=== Goal ===
Pull out each line from the start of the stored entries up to and including the line that contains "1001, 1294, 1019]", and reproduce those lines without any change.

[Stored entries]
++++

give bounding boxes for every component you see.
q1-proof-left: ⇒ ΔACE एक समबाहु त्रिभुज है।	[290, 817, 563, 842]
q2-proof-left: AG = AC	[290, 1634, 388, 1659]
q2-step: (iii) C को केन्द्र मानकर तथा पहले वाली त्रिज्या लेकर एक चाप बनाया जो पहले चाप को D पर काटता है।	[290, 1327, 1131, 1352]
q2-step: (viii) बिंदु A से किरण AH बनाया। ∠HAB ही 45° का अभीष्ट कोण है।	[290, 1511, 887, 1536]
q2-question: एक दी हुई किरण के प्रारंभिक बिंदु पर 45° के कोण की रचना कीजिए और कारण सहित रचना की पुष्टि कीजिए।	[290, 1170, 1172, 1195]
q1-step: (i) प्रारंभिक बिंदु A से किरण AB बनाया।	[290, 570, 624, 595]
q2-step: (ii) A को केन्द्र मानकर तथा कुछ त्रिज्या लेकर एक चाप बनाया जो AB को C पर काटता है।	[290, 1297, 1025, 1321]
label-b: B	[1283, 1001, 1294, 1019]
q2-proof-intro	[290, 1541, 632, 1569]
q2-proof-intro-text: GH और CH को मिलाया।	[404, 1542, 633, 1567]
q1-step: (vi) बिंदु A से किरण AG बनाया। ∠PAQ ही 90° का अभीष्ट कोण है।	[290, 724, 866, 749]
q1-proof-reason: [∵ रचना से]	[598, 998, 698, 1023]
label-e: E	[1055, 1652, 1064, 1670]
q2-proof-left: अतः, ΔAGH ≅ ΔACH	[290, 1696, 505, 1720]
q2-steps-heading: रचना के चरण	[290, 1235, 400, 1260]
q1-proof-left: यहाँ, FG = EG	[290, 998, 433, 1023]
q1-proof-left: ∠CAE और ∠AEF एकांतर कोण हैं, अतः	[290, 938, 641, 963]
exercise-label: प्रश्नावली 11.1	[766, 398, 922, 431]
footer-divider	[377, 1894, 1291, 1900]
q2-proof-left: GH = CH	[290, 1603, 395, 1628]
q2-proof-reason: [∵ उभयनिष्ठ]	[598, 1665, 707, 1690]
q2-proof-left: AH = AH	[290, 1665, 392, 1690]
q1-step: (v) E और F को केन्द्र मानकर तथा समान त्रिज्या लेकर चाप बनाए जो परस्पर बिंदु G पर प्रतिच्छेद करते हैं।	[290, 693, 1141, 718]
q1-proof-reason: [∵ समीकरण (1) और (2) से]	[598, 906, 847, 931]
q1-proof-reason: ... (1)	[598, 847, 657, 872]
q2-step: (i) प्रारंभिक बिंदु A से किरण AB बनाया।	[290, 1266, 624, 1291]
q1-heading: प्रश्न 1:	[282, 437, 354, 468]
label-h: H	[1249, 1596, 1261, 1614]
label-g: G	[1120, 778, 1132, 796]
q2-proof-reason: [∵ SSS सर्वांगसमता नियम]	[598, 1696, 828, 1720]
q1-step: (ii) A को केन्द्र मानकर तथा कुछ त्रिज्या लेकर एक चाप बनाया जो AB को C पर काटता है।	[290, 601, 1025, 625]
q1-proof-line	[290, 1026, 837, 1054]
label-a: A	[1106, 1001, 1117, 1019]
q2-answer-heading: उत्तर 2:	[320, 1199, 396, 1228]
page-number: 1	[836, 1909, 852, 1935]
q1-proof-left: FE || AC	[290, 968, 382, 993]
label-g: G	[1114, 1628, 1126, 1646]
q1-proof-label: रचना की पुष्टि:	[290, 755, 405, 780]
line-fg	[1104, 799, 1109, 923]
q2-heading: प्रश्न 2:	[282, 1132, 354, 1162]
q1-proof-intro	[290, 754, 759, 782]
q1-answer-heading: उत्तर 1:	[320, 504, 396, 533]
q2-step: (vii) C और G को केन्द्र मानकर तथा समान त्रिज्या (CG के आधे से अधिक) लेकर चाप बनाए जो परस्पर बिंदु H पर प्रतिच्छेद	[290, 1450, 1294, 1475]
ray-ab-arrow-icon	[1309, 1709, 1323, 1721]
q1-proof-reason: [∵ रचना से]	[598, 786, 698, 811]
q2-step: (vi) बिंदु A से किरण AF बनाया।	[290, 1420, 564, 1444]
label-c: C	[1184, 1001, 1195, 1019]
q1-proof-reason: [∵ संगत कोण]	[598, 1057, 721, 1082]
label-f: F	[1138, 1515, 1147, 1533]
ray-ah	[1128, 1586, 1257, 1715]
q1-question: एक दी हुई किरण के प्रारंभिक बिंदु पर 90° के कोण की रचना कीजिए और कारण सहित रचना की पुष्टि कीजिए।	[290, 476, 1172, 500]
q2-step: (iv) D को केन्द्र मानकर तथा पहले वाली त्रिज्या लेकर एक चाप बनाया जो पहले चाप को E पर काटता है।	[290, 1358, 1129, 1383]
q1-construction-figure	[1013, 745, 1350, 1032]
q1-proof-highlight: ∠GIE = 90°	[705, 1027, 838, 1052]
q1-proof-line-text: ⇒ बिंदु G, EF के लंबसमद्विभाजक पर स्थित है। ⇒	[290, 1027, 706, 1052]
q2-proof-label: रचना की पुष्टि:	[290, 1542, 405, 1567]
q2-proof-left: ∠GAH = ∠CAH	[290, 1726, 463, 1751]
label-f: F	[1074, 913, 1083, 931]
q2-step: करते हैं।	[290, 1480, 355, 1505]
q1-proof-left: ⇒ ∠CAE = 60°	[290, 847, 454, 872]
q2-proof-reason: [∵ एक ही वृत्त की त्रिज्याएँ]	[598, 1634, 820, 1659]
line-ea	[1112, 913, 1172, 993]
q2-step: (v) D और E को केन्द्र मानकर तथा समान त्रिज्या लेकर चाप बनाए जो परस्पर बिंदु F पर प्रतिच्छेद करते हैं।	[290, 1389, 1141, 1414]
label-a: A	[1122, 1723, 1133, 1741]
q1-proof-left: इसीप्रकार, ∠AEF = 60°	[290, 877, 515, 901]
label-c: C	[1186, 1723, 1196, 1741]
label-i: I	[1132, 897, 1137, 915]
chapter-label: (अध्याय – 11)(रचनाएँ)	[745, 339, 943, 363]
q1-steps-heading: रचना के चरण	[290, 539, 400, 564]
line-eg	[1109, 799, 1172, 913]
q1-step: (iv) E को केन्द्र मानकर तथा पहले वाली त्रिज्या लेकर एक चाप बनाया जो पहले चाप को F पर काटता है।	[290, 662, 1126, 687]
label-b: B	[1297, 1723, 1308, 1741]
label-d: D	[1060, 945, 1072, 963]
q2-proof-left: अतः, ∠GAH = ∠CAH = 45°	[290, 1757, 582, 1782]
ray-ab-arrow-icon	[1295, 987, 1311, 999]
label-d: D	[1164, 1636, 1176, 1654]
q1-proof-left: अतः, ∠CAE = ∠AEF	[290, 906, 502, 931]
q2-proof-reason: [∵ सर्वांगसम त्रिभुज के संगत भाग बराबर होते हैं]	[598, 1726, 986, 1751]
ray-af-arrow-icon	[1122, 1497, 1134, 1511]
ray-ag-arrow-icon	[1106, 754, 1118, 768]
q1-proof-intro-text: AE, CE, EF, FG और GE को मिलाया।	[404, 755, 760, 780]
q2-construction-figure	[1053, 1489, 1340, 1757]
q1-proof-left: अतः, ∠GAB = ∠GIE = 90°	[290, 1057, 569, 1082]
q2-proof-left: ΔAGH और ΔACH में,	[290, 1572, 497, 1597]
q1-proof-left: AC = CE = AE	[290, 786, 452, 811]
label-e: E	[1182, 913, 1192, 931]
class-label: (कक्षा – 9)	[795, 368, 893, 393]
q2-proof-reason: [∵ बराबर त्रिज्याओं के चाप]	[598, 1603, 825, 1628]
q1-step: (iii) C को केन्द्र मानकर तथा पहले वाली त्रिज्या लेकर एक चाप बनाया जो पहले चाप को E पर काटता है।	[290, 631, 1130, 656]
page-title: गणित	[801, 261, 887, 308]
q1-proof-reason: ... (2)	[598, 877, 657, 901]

++++

=== Answer for this exercise ===
give bounding boxes for every component you see.
q1-proof-left: ⇒ ΔACE एक समबाहु त्रिभुज है।	[290, 817, 563, 842]
q2-proof-left: AG = AC	[290, 1634, 388, 1659]
q2-step: (iii) C को केन्द्र मानकर तथा पहले वाली त्रिज्या लेकर एक चाप बनाया जो पहले चाप को D पर काटता है।	[290, 1327, 1131, 1352]
q2-step: (viii) बिंदु A से किरण AH बनाया। ∠HAB ही 45° का अभीष्ट कोण है।	[290, 1511, 887, 1536]
q2-question: एक दी हुई किरण के प्रारंभिक बिंदु पर 45° के कोण की रचना कीजिए और कारण सहित रचना की पुष्टि कीजिए।	[290, 1170, 1172, 1195]
q1-step: (i) प्रारंभिक बिंदु A से किरण AB बनाया।	[290, 570, 624, 595]
q2-step: (ii) A को केन्द्र मानकर तथा कुछ त्रिज्या लेकर एक चाप बनाया जो AB को C पर काटता है।	[290, 1297, 1025, 1321]
label-b: B	[1283, 1001, 1294, 1019]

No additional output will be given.